[What the exercise asks]
Pick out each line containing the string "more" and copy it.

◆ ◆ ◆

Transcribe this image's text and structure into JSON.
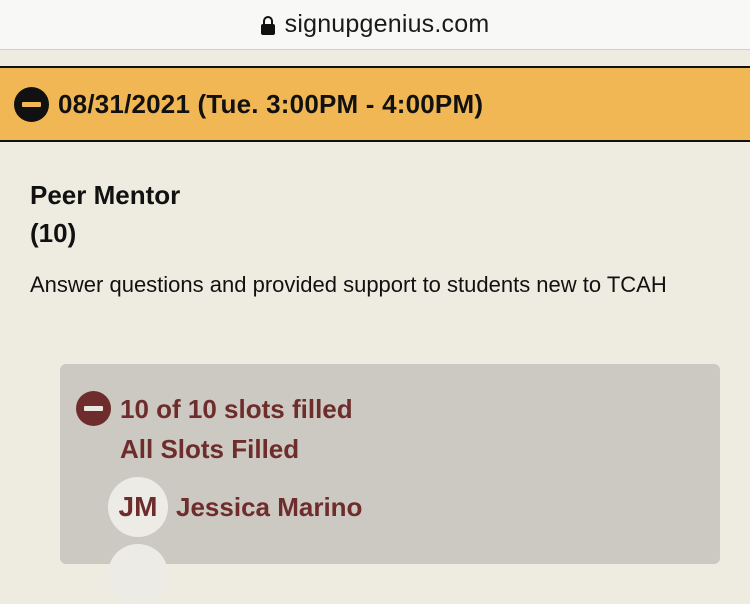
{
  "browser": {
    "domain": "signupgenius.com",
    "lock_icon": "lock-icon"
  },
  "date_header": {
    "icon": "collapse-icon",
    "text": "08/31/2021 (Tue. 3:00PM - 4:00PM)",
    "background": "#f0b754"
  },
  "slot": {
    "title": "Peer Mentor",
    "count": "(10)",
    "description": "Answer questions and provided support to students new to TCAH"
  },
  "signups": {
    "icon": "collapse-icon",
    "status": "10 of 10 slots filled",
    "substatus": "All Slots Filled",
    "accent": "#6e2c2c",
    "volunteers": [
      {
        "initials": "JM",
        "name": "Jessica Marino"
      }
    ]
  }
}
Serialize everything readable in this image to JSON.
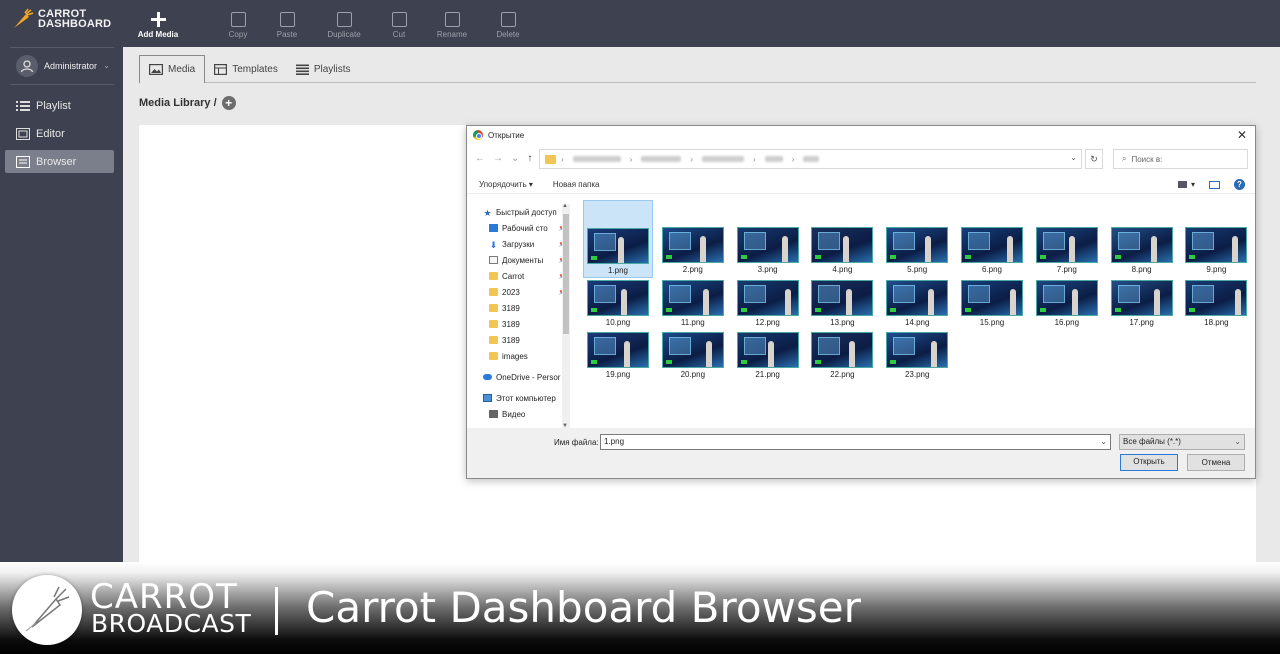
{
  "app": {
    "logo_line1": "CARROT",
    "logo_line2": "DASHBOARD"
  },
  "user": {
    "name": "Administrator"
  },
  "sidebar": {
    "items": [
      {
        "label": "Playlist",
        "icon": "list-icon",
        "active": false
      },
      {
        "label": "Editor",
        "icon": "editor-icon",
        "active": false
      },
      {
        "label": "Browser",
        "icon": "browser-icon",
        "active": true
      }
    ]
  },
  "toolbar": {
    "add_label": "Add Media",
    "copy_label": "Copy",
    "paste_label": "Paste",
    "duplicate_label": "Duplicate",
    "cut_label": "Cut",
    "rename_label": "Rename",
    "delete_label": "Delete"
  },
  "tabs": [
    {
      "label": "Media",
      "active": true
    },
    {
      "label": "Templates",
      "active": false
    },
    {
      "label": "Playlists",
      "active": false
    }
  ],
  "breadcrumb": {
    "label": "Media Library /"
  },
  "dialog": {
    "title": "Открытие",
    "search_placeholder": "Поиск в:",
    "organize_label": "Упорядочить",
    "new_folder_label": "Новая папка",
    "tree": [
      {
        "label": "Быстрый доступ",
        "icon": "star-icon",
        "top": true
      },
      {
        "label": "Рабочий сто",
        "icon": "desktop-icon",
        "pin": true
      },
      {
        "label": "Загрузки",
        "icon": "download-icon",
        "pin": true
      },
      {
        "label": "Документы",
        "icon": "documents-icon",
        "pin": true
      },
      {
        "label": "Carrot",
        "icon": "folder-icon",
        "pin": true
      },
      {
        "label": "2023",
        "icon": "folder-icon",
        "pin": true
      },
      {
        "label": "3189",
        "icon": "folder-icon"
      },
      {
        "label": "3189",
        "icon": "folder-icon"
      },
      {
        "label": "3189",
        "icon": "folder-icon"
      },
      {
        "label": "images",
        "icon": "folder-icon"
      },
      {
        "label": "OneDrive - Persor",
        "icon": "cloud-icon",
        "top": true,
        "gap": true
      },
      {
        "label": "Этот компьютер",
        "icon": "computer-icon",
        "top": true,
        "gap": true
      },
      {
        "label": "Видео",
        "icon": "video-icon"
      }
    ],
    "files": [
      "1.png",
      "2.png",
      "3.png",
      "4.png",
      "5.png",
      "6.png",
      "7.png",
      "8.png",
      "9.png",
      "10.png",
      "11.png",
      "12.png",
      "13.png",
      "14.png",
      "15.png",
      "16.png",
      "17.png",
      "18.png",
      "19.png",
      "20.png",
      "21.png",
      "22.png",
      "23.png"
    ],
    "selected_file": "1.png",
    "filename_label": "Имя файла:",
    "filename_value": "1.png",
    "filetype_value": "Все файлы (*.*)",
    "open_label": "Открыть",
    "cancel_label": "Отмена"
  },
  "banner": {
    "brand_line1": "CARROT",
    "brand_line2": "BROADCAST",
    "title": "Carrot Dashboard Browser"
  },
  "colors": {
    "sidebar_bg": "#3d4150",
    "active_nav": "#7b7f8b",
    "accent_blue": "#2a7bd6"
  }
}
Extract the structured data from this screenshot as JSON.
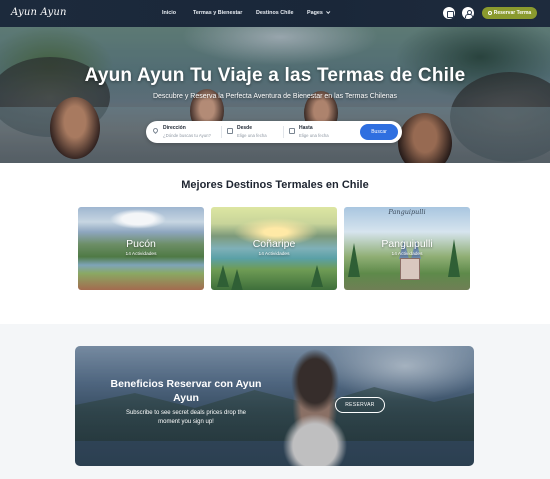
{
  "nav": {
    "logo": "Ayun Ayun",
    "links": [
      "Inicio",
      "Termas y Bienestar",
      "Destinos Chile",
      "Pages"
    ],
    "reserve_label": "Reservar Terma"
  },
  "hero": {
    "title": "Ayun Ayun Tu Viaje a las Termas de Chile",
    "subtitle": "Descubre y Reserva la Perfecta Aventura de Bienestar en las Termas Chilenas"
  },
  "search": {
    "direction_label": "Dirección",
    "direction_placeholder": "¿Dónde buscas tu Ayun?",
    "from_label": "Desde",
    "from_placeholder": "Elige una fecha",
    "to_label": "Hasta",
    "to_placeholder": "Elige una fecha",
    "button_label": "Buscar"
  },
  "destinations": {
    "title": "Mejores Destinos Termales en Chile",
    "cards": [
      {
        "name": "Pucón",
        "count": "14 Actividades"
      },
      {
        "name": "Coñaripe",
        "count": "14 Actividades"
      },
      {
        "name": "Panguipulli",
        "count": "14 Actividades",
        "script": "Panguipulli"
      }
    ]
  },
  "promo": {
    "title": "Beneficios Reservar con Ayun Ayun",
    "text": "Subscribe to see secret deals prices drop the moment you sign up!",
    "button_label": "RESERVAR"
  },
  "colors": {
    "nav_bg": "#1c2a3c",
    "accent_green": "#8a9a2e",
    "search_blue": "#2f6fe0"
  },
  "icons": [
    "calendar-icon",
    "user-icon",
    "search-icon",
    "location-pin-icon",
    "chevron-down-icon"
  ]
}
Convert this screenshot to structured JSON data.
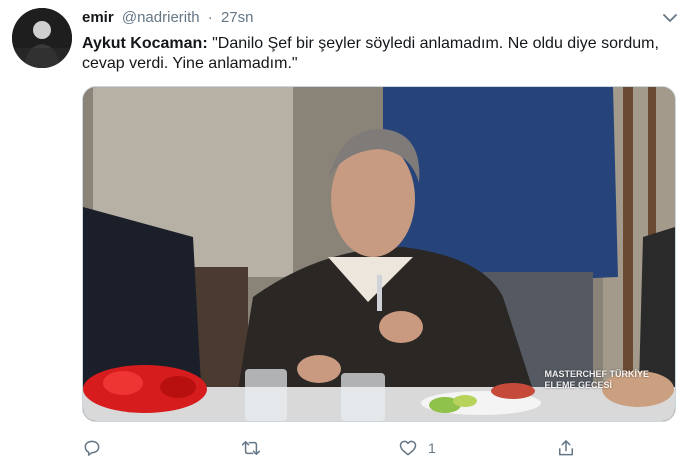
{
  "tweet": {
    "display_name": "emir",
    "handle": "@nadrierith",
    "separator": "·",
    "timestamp": "27sn",
    "speaker": "Aykut Kocaman:",
    "quote": "\"Danilo Şef bir şeyler söyledi anlamadım. Ne oldu diye sordum, cevap verdi. Yine anlamadım.\"",
    "media": {
      "watermark_line1": "MASTERCHEF TÜRKİYE",
      "watermark_line2": "ELEME GECESİ"
    }
  },
  "actions": {
    "reply_icon": "reply-icon",
    "retweet_icon": "retweet-icon",
    "like_icon": "heart-icon",
    "like_count": "1",
    "share_icon": "share-icon"
  },
  "colors": {
    "text_primary": "#14171a",
    "text_secondary": "#657786",
    "border": "#ccd6dd"
  }
}
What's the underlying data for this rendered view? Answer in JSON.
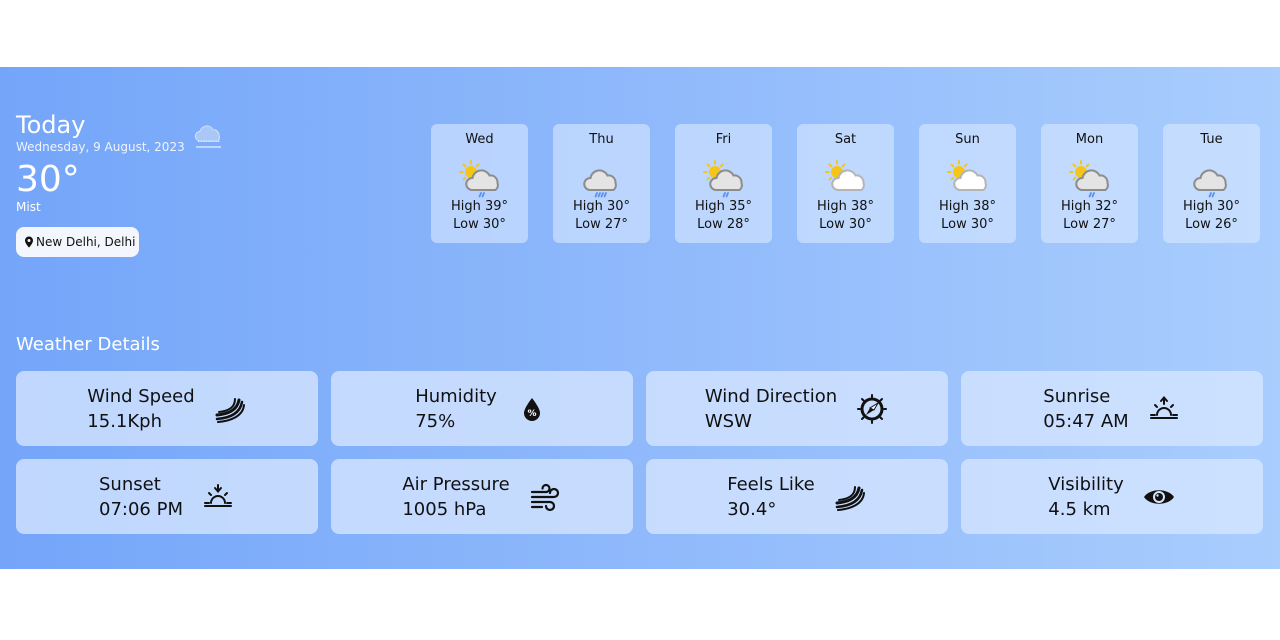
{
  "today": {
    "title": "Today",
    "date": "Wednesday, 9 August, 2023",
    "temperature": "30°",
    "condition": "Mist",
    "icon": "mist-cloud-icon",
    "location": "New Delhi, Delhi"
  },
  "forecast": [
    {
      "day": "Wed",
      "high": "High 39°",
      "low": "Low 30°",
      "icon": "sun-cloud-light-rain-icon"
    },
    {
      "day": "Thu",
      "high": "High 30°",
      "low": "Low 27°",
      "icon": "cloud-rain-icon"
    },
    {
      "day": "Fri",
      "high": "High 35°",
      "low": "Low 28°",
      "icon": "sun-cloud-light-rain-icon"
    },
    {
      "day": "Sat",
      "high": "High 38°",
      "low": "Low 30°",
      "icon": "partly-cloudy-icon"
    },
    {
      "day": "Sun",
      "high": "High 38°",
      "low": "Low 30°",
      "icon": "partly-cloudy-icon"
    },
    {
      "day": "Mon",
      "high": "High 32°",
      "low": "Low 27°",
      "icon": "sun-cloud-light-rain-icon"
    },
    {
      "day": "Tue",
      "high": "High 30°",
      "low": "Low 26°",
      "icon": "cloud-light-rain-icon"
    }
  ],
  "details": {
    "title": "Weather Details",
    "items": [
      {
        "label": "Wind Speed",
        "value": "15.1Kph",
        "icon": "wind-icon"
      },
      {
        "label": "Humidity",
        "value": "75%",
        "icon": "humidity-drop-icon"
      },
      {
        "label": "Wind Direction",
        "value": "WSW",
        "icon": "compass-icon"
      },
      {
        "label": "Sunrise",
        "value": "05:47 AM",
        "icon": "sunrise-icon"
      },
      {
        "label": "Sunset",
        "value": "07:06 PM",
        "icon": "sunset-icon"
      },
      {
        "label": "Air Pressure",
        "value": "1005 hPa",
        "icon": "air-pressure-icon"
      },
      {
        "label": "Feels Like",
        "value": "30.4°",
        "icon": "wind-icon"
      },
      {
        "label": "Visibility",
        "value": "4.5 km",
        "icon": "eye-icon"
      }
    ]
  },
  "colors": {
    "panel_start": "#74a5f9",
    "panel_end": "#a9cdfd",
    "sun": "#f5c518",
    "rain": "#5b8ff0",
    "cloud_fill": "#e6e6e6",
    "cloud_stroke": "#8f8f8f"
  }
}
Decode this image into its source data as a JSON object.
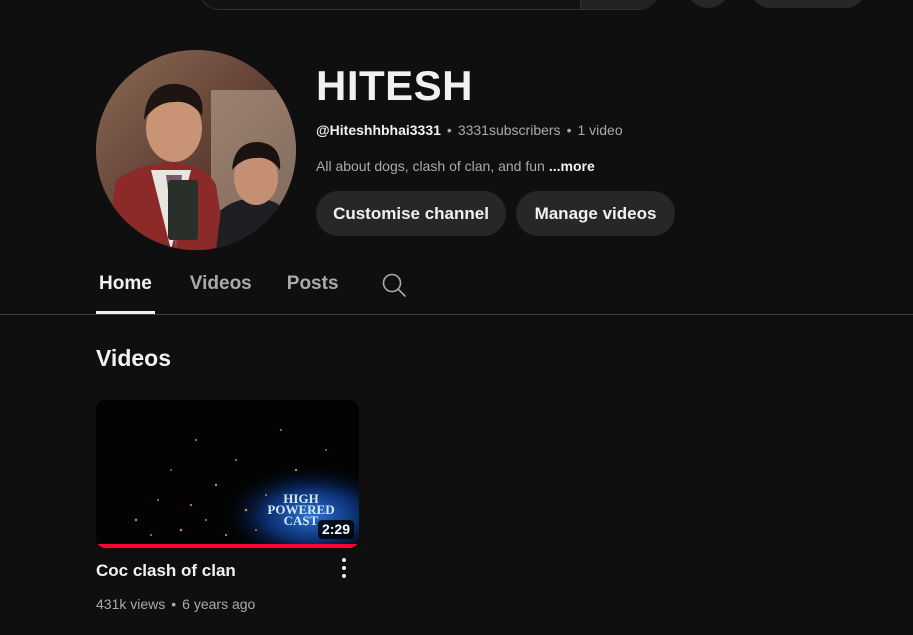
{
  "colors": {
    "background": "#0f0f0f",
    "text_primary": "#f1f1f1",
    "text_secondary": "#aaaaaa",
    "button_bg": "#272727",
    "progress_red": "#ff0033"
  },
  "channel": {
    "name": "HITESH",
    "handle": "@Hiteshhbhai3331",
    "subscribers": "3331subscribers",
    "video_count": "1 video",
    "separator": "•",
    "description": "All about dogs, clash of clan, and fun",
    "more_label": "...more",
    "avatar_icon": "channel-avatar-photo"
  },
  "buttons": {
    "customise": "Customise channel",
    "manage": "Manage videos"
  },
  "tabs": [
    {
      "label": "Home",
      "active": true
    },
    {
      "label": "Videos",
      "active": false
    },
    {
      "label": "Posts",
      "active": false
    }
  ],
  "tab_search_icon": "search-icon",
  "section": {
    "title": "Videos"
  },
  "video": {
    "title": "Coc clash of clan",
    "views": "431k views",
    "age": "6 years ago",
    "separator": "•",
    "duration": "2:29",
    "watched_fraction": 1.0,
    "thumbnail_text": [
      "HIGH",
      "POWERED",
      "CAST"
    ],
    "menu_icon": "more-vert-icon"
  }
}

◆ ◆ ◆

[The answer]
    "more_label": "...more",
    "menu_icon": "more-vert-icon"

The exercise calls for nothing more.